== Data provided

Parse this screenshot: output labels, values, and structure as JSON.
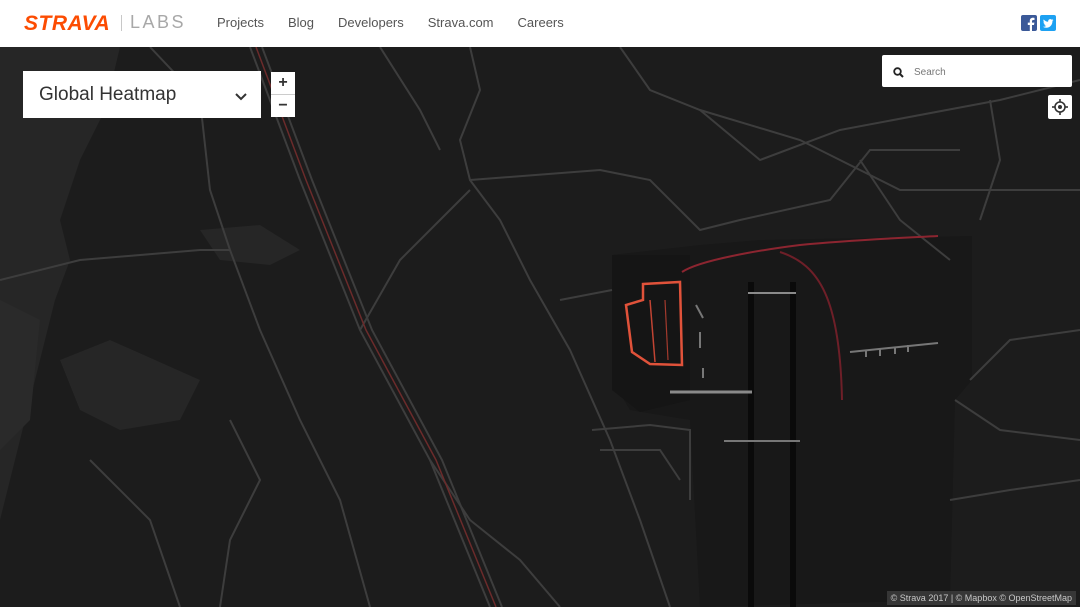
{
  "header": {
    "logo": "STRAVA",
    "logo_sub": "LABS",
    "nav": [
      "Projects",
      "Blog",
      "Developers",
      "Strava.com",
      "Careers"
    ]
  },
  "map_controls": {
    "selector_label": "Global Heatmap",
    "zoom_in": "+",
    "zoom_out": "−",
    "search_placeholder": "Search"
  },
  "attribution": "© Strava 2017 | © Mapbox © OpenStreetMap",
  "icons": {
    "facebook": "facebook-icon",
    "twitter": "twitter-icon",
    "search": "search-icon",
    "locate": "locate-icon",
    "caret": "chevron-down-icon"
  },
  "colors": {
    "brand": "#fc4c02",
    "map_bg": "#1c1c1c",
    "heat": "#e0523a"
  }
}
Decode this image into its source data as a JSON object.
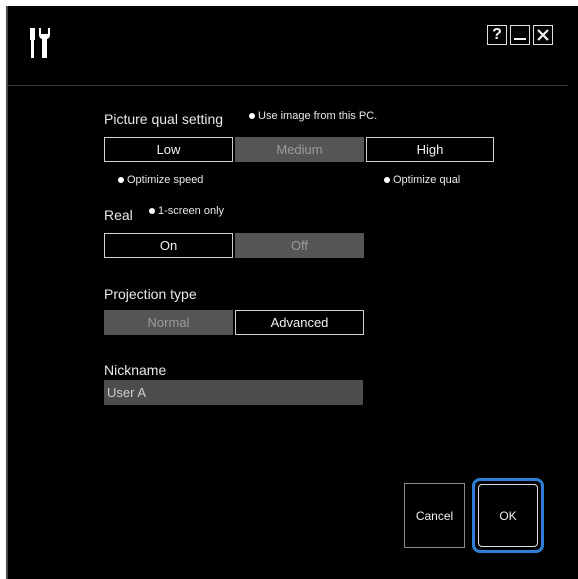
{
  "titlebar": {
    "app_icon": "tools-icon",
    "help_label": "?",
    "minimize_label": "—",
    "close_label": "✕"
  },
  "picture_quality": {
    "label": "Picture qual setting",
    "note": "Use image from this PC.",
    "options": [
      "Low",
      "Medium",
      "High"
    ],
    "selected": "Medium",
    "speed_note": "Optimize speed",
    "quality_note": "Optimize qual"
  },
  "real": {
    "label": "Real",
    "note": "1-screen only",
    "options": [
      "On",
      "Off"
    ],
    "selected": "Off"
  },
  "projection": {
    "label": "Projection type",
    "options": [
      "Normal",
      "Advanced"
    ],
    "selected": "Normal"
  },
  "nickname": {
    "label": "Nickname",
    "value": "User A"
  },
  "buttons": {
    "cancel": "Cancel",
    "ok": "OK"
  },
  "colors": {
    "background": "#000000",
    "selected_segment": "#555555",
    "focus_ring": "#2f7fd8"
  }
}
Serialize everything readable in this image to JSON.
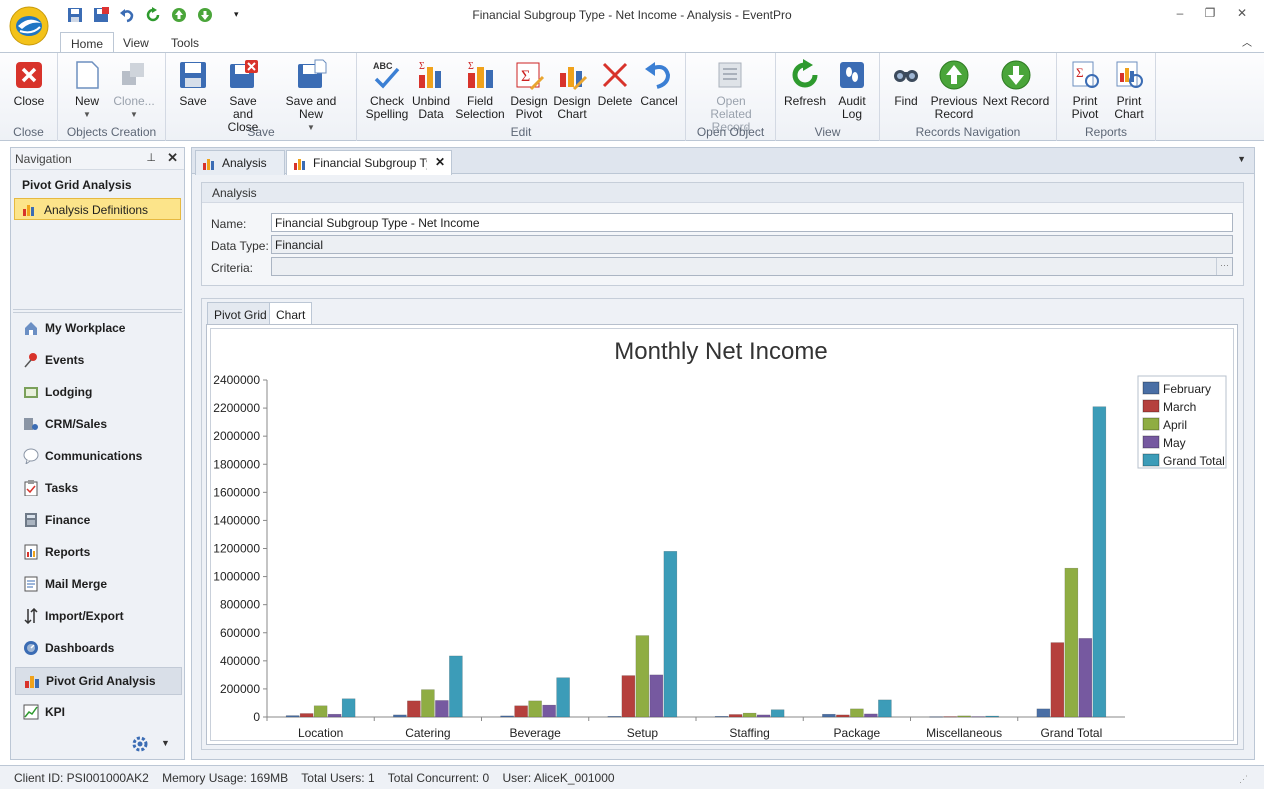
{
  "window": {
    "title": "Financial Subgroup Type - Net Income - Analysis - EventPro",
    "minimize": "–",
    "restore": "❐",
    "close": "✕"
  },
  "ribbon_tabs": [
    "Home",
    "View",
    "Tools"
  ],
  "ribbon": {
    "groups": [
      {
        "label": "Close",
        "buttons": [
          {
            "label": "Close",
            "icon": "close-icon"
          }
        ]
      },
      {
        "label": "Objects Creation",
        "buttons": [
          {
            "label": "New",
            "icon": "new-document-icon"
          },
          {
            "label": "Clone...",
            "icon": "clone-icon"
          }
        ]
      },
      {
        "label": "Save",
        "buttons": [
          {
            "label": "Save",
            "icon": "save-icon"
          },
          {
            "label": "Save and Close",
            "icon": "save-close-icon"
          },
          {
            "label": "Save and New",
            "icon": "save-new-icon"
          }
        ]
      },
      {
        "label": "Edit",
        "buttons": [
          {
            "label": "Check Spelling",
            "icon": "spellcheck-icon"
          },
          {
            "label": "Unbind Data",
            "icon": "unbind-data-icon"
          },
          {
            "label": "Field Selection",
            "icon": "field-selection-icon"
          },
          {
            "label": "Design Pivot",
            "icon": "design-pivot-icon"
          },
          {
            "label": "Design Chart",
            "icon": "design-chart-icon"
          },
          {
            "label": "Delete",
            "icon": "delete-icon"
          },
          {
            "label": "Cancel",
            "icon": "undo-icon"
          }
        ]
      },
      {
        "label": "Open Object",
        "buttons": [
          {
            "label": "Open Related Record",
            "icon": "open-related-icon"
          }
        ]
      },
      {
        "label": "View",
        "buttons": [
          {
            "label": "Refresh",
            "icon": "refresh-icon"
          },
          {
            "label": "Audit Log",
            "icon": "audit-log-icon"
          }
        ]
      },
      {
        "label": "Records Navigation",
        "buttons": [
          {
            "label": "Find",
            "icon": "binoculars-icon"
          },
          {
            "label": "Previous Record",
            "icon": "up-arrow-icon"
          },
          {
            "label": "Next Record",
            "icon": "down-arrow-icon"
          }
        ]
      },
      {
        "label": "Reports",
        "buttons": [
          {
            "label": "Print Pivot",
            "icon": "print-pivot-icon"
          },
          {
            "label": "Print Chart",
            "icon": "print-chart-icon"
          }
        ]
      }
    ]
  },
  "navigation": {
    "header": "Navigation",
    "group_title": "Pivot Grid Analysis",
    "active_item": "Analysis Definitions",
    "modules": [
      "My Workplace",
      "Events",
      "Lodging",
      "CRM/Sales",
      "Communications",
      "Tasks",
      "Finance",
      "Reports",
      "Mail Merge",
      "Import/Export",
      "Dashboards",
      "Pivot Grid Analysis",
      "KPI"
    ],
    "selected_module": "Pivot Grid Analysis"
  },
  "doc_tabs": [
    "Analysis",
    "Financial Subgroup Type"
  ],
  "analysis": {
    "group_title": "Analysis",
    "name_label": "Name:",
    "name_value": "Financial Subgroup Type - Net Income",
    "datatype_label": "Data Type:",
    "datatype_value": "Financial",
    "criteria_label": "Criteria:",
    "criteria_value": "",
    "criteria_button": "···"
  },
  "inner_tabs": [
    "Pivot Grid",
    "Chart"
  ],
  "colors": {
    "February": "#4a6fa5",
    "March": "#b5403d",
    "April": "#8fad43",
    "May": "#7659a0",
    "Grand Total": "#3c9cb8"
  },
  "chart_data": {
    "type": "bar",
    "title": "Monthly Net Income",
    "categories": [
      "Location",
      "Catering",
      "Beverage",
      "Setup",
      "Staffing",
      "Package",
      "Miscellaneous",
      "Grand Total"
    ],
    "series": [
      {
        "name": "February",
        "values": [
          10000,
          15000,
          8000,
          5000,
          5000,
          20000,
          2000,
          58000
        ]
      },
      {
        "name": "March",
        "values": [
          25000,
          115000,
          80000,
          295000,
          18000,
          15000,
          3000,
          530000
        ]
      },
      {
        "name": "April",
        "values": [
          80000,
          195000,
          115000,
          580000,
          28000,
          58000,
          8000,
          1060000
        ]
      },
      {
        "name": "May",
        "values": [
          20000,
          118000,
          85000,
          300000,
          15000,
          22000,
          3000,
          560000
        ]
      },
      {
        "name": "Grand Total",
        "values": [
          130000,
          435000,
          280000,
          1180000,
          52000,
          122000,
          7000,
          2210000
        ]
      }
    ],
    "ylim": [
      0,
      2400000
    ],
    "y_ticks": [
      "0",
      "200000",
      "400000",
      "600000",
      "800000",
      "1000000",
      "1200000",
      "1400000",
      "1600000",
      "1800000",
      "2000000",
      "2200000",
      "2400000"
    ],
    "legend_position": "top-right",
    "grid": false
  },
  "statusbar": {
    "client_id": "Client ID: PSI001000AK2",
    "memory": "Memory Usage: 169MB",
    "total_users": "Total Users: 1",
    "total_concurrent": "Total Concurrent: 0",
    "user": "User: AliceK_001000"
  }
}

====

> _Your task_: Restate the data above word for word. Do not include the images.

> _Finished task_:
Parse this screenshot: output labels, values, and structure as JSON.
{
  "header": {
    "logo": "STRAVA",
    "logo_sub": "LABS",
    "nav": [
      "Projects",
      "Blog",
      "Developers",
      "Strava.com",
      "Careers"
    ]
  },
  "map_controls": {
    "selector_label": "Global Heatmap",
    "zoom_in": "+",
    "zoom_out": "−",
    "search_placeholder": "Search"
  },
  "attribution": "© Strava 2017 | © Mapbox © OpenStreetMap",
  "icons": {
    "facebook": "facebook-icon",
    "twitter": "twitter-icon",
    "search": "search-icon",
    "locate": "locate-icon",
    "caret": "chevron-down-icon"
  },
  "colors": {
    "brand": "#fc4c02",
    "map_bg": "#1c1c1c",
    "heat": "#e0523a"
  }
}
Decode this image into its source data as a JSON object.
{
  "titlebar": {
    "app_icon": "tools-icon",
    "help_label": "?",
    "minimize_label": "—",
    "close_label": "✕"
  },
  "picture_quality": {
    "label": "Picture qual setting",
    "note": "Use image from this PC.",
    "options": [
      "Low",
      "Medium",
      "High"
    ],
    "selected": "Medium",
    "speed_note": "Optimize speed",
    "quality_note": "Optimize qual"
  },
  "real": {
    "label": "Real",
    "note": "1-screen only",
    "options": [
      "On",
      "Off"
    ],
    "selected": "Off"
  },
  "projection": {
    "label": "Projection type",
    "options": [
      "Normal",
      "Advanced"
    ],
    "selected": "Normal"
  },
  "nickname": {
    "label": "Nickname",
    "value": "User A"
  },
  "buttons": {
    "cancel": "Cancel",
    "ok": "OK"
  },
  "colors": {
    "background": "#000000",
    "selected_segment": "#555555",
    "focus_ring": "#2f7fd8"
  }
}
Serialize everything readable in this image to JSON.
{
  "window": {
    "title": "Financial Subgroup Type - Net Income - Analysis - EventPro",
    "minimize": "–",
    "restore": "❐",
    "close": "✕"
  },
  "ribbon_tabs": [
    "Home",
    "View",
    "Tools"
  ],
  "ribbon": {
    "groups": [
      {
        "label": "Close",
        "buttons": [
          {
            "label": "Close",
            "icon": "close-icon"
          }
        ]
      },
      {
        "label": "Objects Creation",
        "buttons": [
          {
            "label": "New",
            "icon": "new-document-icon"
          },
          {
            "label": "Clone...",
            "icon": "clone-icon"
          }
        ]
      },
      {
        "label": "Save",
        "buttons": [
          {
            "label": "Save",
            "icon": "save-icon"
          },
          {
            "label": "Save and Close",
            "icon": "save-close-icon"
          },
          {
            "label": "Save and New",
            "icon": "save-new-icon"
          }
        ]
      },
      {
        "label": "Edit",
        "buttons": [
          {
            "label": "Check Spelling",
            "icon": "spellcheck-icon"
          },
          {
            "label": "Unbind Data",
            "icon": "unbind-data-icon"
          },
          {
            "label": "Field Selection",
            "icon": "field-selection-icon"
          },
          {
            "label": "Design Pivot",
            "icon": "design-pivot-icon"
          },
          {
            "label": "Design Chart",
            "icon": "design-chart-icon"
          },
          {
            "label": "Delete",
            "icon": "delete-icon"
          },
          {
            "label": "Cancel",
            "icon": "undo-icon"
          }
        ]
      },
      {
        "label": "Open Object",
        "buttons": [
          {
            "label": "Open Related Record",
            "icon": "open-related-icon"
          }
        ]
      },
      {
        "label": "View",
        "buttons": [
          {
            "label": "Refresh",
            "icon": "refresh-icon"
          },
          {
            "label": "Audit Log",
            "icon": "audit-log-icon"
          }
        ]
      },
      {
        "label": "Records Navigation",
        "buttons": [
          {
            "label": "Find",
            "icon": "binoculars-icon"
          },
          {
            "label": "Previous Record",
            "icon": "up-arrow-icon"
          },
          {
            "label": "Next Record",
            "icon": "down-arrow-icon"
          }
        ]
      },
      {
        "label": "Reports",
        "buttons": [
          {
            "label": "Print Pivot",
            "icon": "print-pivot-icon"
          },
          {
            "label": "Print Chart",
            "icon": "print-chart-icon"
          }
        ]
      }
    ]
  },
  "navigation": {
    "header": "Navigation",
    "group_title": "Pivot Grid Analysis",
    "active_item": "Analysis Definitions",
    "modules": [
      "My Workplace",
      "Events",
      "Lodging",
      "CRM/Sales",
      "Communications",
      "Tasks",
      "Finance",
      "Reports",
      "Mail Merge",
      "Import/Export",
      "Dashboards",
      "Pivot Grid Analysis",
      "KPI"
    ],
    "selected_module": "Pivot Grid Analysis"
  },
  "doc_tabs": [
    "Analysis",
    "Financial Subgroup Type"
  ],
  "analysis": {
    "group_title": "Analysis",
    "name_label": "Name:",
    "name_value": "Financial Subgroup Type - Net Income",
    "datatype_label": "Data Type:",
    "datatype_value": "Financial",
    "criteria_label": "Criteria:",
    "criteria_value": "",
    "criteria_button": "···"
  },
  "inner_tabs": [
    "Pivot Grid",
    "Chart"
  ],
  "colors": {
    "February": "#4a6fa5",
    "March": "#b5403d",
    "April": "#8fad43",
    "May": "#7659a0",
    "Grand Total": "#3c9cb8"
  },
  "chart_data": {
    "type": "bar",
    "title": "Monthly Net Income",
    "categories": [
      "Location",
      "Catering",
      "Beverage",
      "Setup",
      "Staffing",
      "Package",
      "Miscellaneous",
      "Grand Total"
    ],
    "series": [
      {
        "name": "February",
        "values": [
          10000,
          15000,
          8000,
          5000,
          5000,
          20000,
          2000,
          58000
        ]
      },
      {
        "name": "March",
        "values": [
          25000,
          115000,
          80000,
          295000,
          18000,
          15000,
          3000,
          530000
        ]
      },
      {
        "name": "April",
        "values": [
          80000,
          195000,
          115000,
          580000,
          28000,
          58000,
          8000,
          1060000
        ]
      },
      {
        "name": "May",
        "values": [
          20000,
          118000,
          85000,
          300000,
          15000,
          22000,
          3000,
          560000
        ]
      },
      {
        "name": "Grand Total",
        "values": [
          130000,
          435000,
          280000,
          1180000,
          52000,
          122000,
          7000,
          2210000
        ]
      }
    ],
    "ylim": [
      0,
      2400000
    ],
    "y_ticks": [
      "0",
      "200000",
      "400000",
      "600000",
      "800000",
      "1000000",
      "1200000",
      "1400000",
      "1600000",
      "1800000",
      "2000000",
      "2200000",
      "2400000"
    ],
    "legend_position": "top-right",
    "grid": false
  },
  "statusbar": {
    "client_id": "Client ID: PSI001000AK2",
    "memory": "Memory Usage: 169MB",
    "total_users": "Total Users: 1",
    "total_concurrent": "Total Concurrent: 0",
    "user": "User: AliceK_001000"
  }
}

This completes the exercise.